Start

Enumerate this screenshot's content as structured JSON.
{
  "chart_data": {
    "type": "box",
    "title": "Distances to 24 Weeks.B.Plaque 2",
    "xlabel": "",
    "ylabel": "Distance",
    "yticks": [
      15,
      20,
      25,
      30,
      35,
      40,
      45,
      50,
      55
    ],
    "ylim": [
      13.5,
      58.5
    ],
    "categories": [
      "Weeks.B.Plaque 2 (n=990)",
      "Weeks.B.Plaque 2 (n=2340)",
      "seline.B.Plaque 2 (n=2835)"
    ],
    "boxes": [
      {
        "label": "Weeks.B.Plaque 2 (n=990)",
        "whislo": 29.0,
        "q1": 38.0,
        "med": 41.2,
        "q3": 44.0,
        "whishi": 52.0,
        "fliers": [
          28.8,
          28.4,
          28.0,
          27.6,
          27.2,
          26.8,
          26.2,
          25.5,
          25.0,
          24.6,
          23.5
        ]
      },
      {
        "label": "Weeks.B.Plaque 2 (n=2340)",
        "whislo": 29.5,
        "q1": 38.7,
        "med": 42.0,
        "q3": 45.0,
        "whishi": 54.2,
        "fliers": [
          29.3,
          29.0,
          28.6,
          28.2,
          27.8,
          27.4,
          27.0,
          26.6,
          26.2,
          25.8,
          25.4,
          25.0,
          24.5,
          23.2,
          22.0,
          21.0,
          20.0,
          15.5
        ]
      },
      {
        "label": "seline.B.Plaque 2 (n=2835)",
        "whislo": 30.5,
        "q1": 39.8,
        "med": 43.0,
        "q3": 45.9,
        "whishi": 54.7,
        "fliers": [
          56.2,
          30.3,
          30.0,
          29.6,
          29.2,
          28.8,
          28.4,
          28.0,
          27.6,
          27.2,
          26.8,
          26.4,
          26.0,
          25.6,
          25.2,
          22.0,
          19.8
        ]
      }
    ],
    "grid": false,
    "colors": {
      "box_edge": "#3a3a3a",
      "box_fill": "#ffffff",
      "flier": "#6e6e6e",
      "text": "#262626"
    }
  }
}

End

§ **Given exercise**: Repeat the listing above without any change.

§ **Final result**:
Enumerate this screenshot's content as structured JSON.
{
  "chart_data": {
    "type": "box",
    "title": "Distances to 24 Weeks.B.Plaque 2",
    "xlabel": "",
    "ylabel": "Distance",
    "yticks": [
      15,
      20,
      25,
      30,
      35,
      40,
      45,
      50,
      55
    ],
    "ylim": [
      13.5,
      58.5
    ],
    "categories": [
      "Weeks.B.Plaque 2 (n=990)",
      "Weeks.B.Plaque 2 (n=2340)",
      "seline.B.Plaque 2 (n=2835)"
    ],
    "boxes": [
      {
        "label": "Weeks.B.Plaque 2 (n=990)",
        "whislo": 29.0,
        "q1": 38.0,
        "med": 41.2,
        "q3": 44.0,
        "whishi": 52.0,
        "fliers": [
          28.8,
          28.4,
          28.0,
          27.6,
          27.2,
          26.8,
          26.2,
          25.5,
          25.0,
          24.6,
          23.5
        ]
      },
      {
        "label": "Weeks.B.Plaque 2 (n=2340)",
        "whislo": 29.5,
        "q1": 38.7,
        "med": 42.0,
        "q3": 45.0,
        "whishi": 54.2,
        "fliers": [
          29.3,
          29.0,
          28.6,
          28.2,
          27.8,
          27.4,
          27.0,
          26.6,
          26.2,
          25.8,
          25.4,
          25.0,
          24.5,
          23.2,
          22.0,
          21.0,
          20.0,
          15.5
        ]
      },
      {
        "label": "seline.B.Plaque 2 (n=2835)",
        "whislo": 30.5,
        "q1": 39.8,
        "med": 43.0,
        "q3": 45.9,
        "whishi": 54.7,
        "fliers": [
          56.2,
          30.3,
          30.0,
          29.6,
          29.2,
          28.8,
          28.4,
          28.0,
          27.6,
          27.2,
          26.8,
          26.4,
          26.0,
          25.6,
          25.2,
          22.0,
          19.8
        ]
      }
    ],
    "grid": false,
    "colors": {
      "box_edge": "#3a3a3a",
      "box_fill": "#ffffff",
      "flier": "#6e6e6e",
      "text": "#262626"
    }
  }
}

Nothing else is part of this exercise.